-- Directions for this task --
Of all the lines in the material below, how many include the string "nicht"? Give the number only.

-- Task material --
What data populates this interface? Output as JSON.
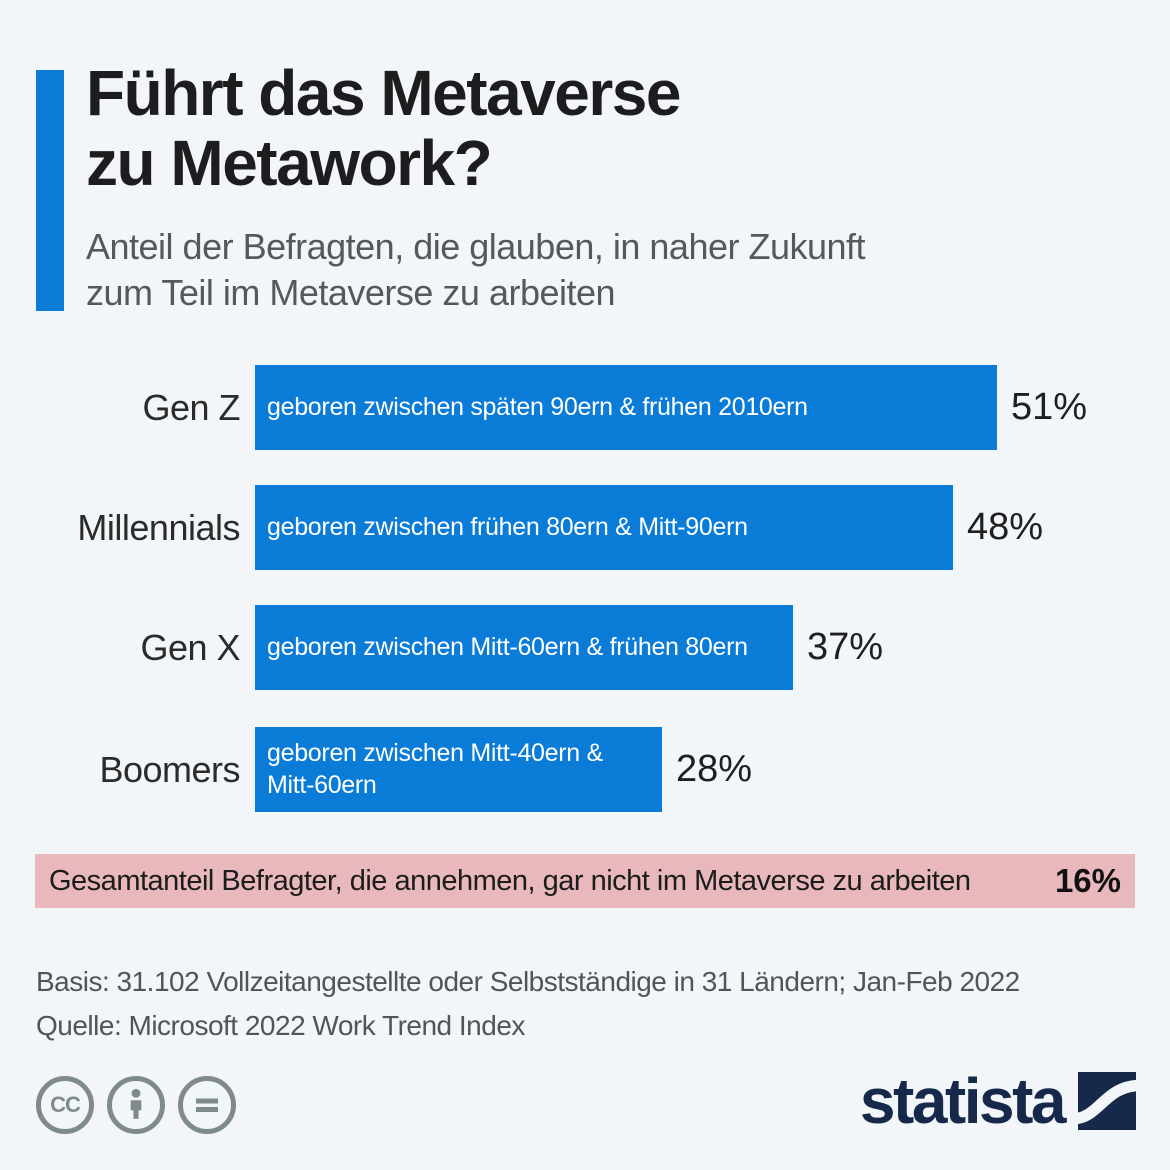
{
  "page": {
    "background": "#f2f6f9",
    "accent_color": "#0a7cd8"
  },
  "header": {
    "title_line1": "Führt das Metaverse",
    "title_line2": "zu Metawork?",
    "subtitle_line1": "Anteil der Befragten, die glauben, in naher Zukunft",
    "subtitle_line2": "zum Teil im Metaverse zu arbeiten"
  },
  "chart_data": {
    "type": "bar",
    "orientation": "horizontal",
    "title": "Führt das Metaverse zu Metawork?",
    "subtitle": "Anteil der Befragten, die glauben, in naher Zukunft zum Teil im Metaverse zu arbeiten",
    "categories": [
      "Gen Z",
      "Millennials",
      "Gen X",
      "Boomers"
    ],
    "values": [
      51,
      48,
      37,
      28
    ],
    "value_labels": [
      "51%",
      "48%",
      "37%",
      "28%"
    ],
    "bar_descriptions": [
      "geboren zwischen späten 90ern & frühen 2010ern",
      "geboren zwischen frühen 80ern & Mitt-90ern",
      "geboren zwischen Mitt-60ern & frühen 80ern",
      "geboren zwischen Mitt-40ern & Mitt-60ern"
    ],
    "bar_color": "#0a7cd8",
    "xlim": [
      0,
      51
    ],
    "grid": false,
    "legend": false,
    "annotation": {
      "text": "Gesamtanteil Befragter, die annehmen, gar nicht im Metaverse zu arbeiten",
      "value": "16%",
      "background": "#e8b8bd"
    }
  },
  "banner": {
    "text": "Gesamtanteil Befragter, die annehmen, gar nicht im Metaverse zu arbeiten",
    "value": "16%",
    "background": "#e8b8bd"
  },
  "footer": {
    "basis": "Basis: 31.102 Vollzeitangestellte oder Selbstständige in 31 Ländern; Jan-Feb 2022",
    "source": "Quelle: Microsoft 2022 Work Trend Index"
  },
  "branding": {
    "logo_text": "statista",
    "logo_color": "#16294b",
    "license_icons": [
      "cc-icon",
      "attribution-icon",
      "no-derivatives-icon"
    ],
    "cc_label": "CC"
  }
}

-- Response to this task --
2